What this task involves: For every line in the data below that contains "Decks", copy the line.
___ Records for this task
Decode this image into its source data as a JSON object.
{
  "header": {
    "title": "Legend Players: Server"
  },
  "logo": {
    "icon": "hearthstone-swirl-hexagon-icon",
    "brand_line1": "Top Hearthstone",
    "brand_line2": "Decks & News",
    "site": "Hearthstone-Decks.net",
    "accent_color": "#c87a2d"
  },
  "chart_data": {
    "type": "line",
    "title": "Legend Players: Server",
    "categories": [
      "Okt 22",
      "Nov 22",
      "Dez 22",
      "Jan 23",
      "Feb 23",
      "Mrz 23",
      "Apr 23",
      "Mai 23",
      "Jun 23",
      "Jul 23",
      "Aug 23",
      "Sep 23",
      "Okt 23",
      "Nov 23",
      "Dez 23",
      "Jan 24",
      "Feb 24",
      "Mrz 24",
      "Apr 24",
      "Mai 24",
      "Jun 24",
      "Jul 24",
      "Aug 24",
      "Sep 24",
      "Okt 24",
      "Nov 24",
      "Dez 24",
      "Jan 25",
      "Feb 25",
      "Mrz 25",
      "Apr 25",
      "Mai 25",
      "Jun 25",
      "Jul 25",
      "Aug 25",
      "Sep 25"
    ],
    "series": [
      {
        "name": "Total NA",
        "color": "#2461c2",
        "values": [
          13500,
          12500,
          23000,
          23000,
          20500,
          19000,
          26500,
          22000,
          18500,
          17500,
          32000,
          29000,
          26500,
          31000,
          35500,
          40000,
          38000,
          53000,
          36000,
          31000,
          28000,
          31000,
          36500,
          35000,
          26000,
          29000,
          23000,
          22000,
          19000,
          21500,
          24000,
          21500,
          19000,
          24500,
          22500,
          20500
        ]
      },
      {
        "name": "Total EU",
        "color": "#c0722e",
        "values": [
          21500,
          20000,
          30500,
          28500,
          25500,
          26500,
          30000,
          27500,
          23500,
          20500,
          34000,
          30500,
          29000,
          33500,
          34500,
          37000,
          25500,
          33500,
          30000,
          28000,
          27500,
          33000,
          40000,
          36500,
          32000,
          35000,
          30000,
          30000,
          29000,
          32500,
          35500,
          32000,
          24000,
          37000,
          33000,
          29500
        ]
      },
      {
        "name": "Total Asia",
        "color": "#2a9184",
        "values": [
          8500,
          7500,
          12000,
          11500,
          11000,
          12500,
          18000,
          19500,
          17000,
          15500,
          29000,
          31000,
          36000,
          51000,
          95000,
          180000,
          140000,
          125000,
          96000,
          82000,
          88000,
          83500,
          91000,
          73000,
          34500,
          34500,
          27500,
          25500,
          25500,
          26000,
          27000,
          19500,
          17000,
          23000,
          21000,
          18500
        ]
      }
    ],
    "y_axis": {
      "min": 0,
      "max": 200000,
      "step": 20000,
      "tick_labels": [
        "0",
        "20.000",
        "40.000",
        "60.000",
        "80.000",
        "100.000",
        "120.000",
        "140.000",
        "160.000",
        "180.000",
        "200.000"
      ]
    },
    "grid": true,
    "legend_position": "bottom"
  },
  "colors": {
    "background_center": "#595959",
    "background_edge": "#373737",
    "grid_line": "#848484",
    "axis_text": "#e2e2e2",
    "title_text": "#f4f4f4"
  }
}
______
Response to this exercise:
    "brand_line2": "Decks & News",
    "site": "Hearthstone-Decks.net",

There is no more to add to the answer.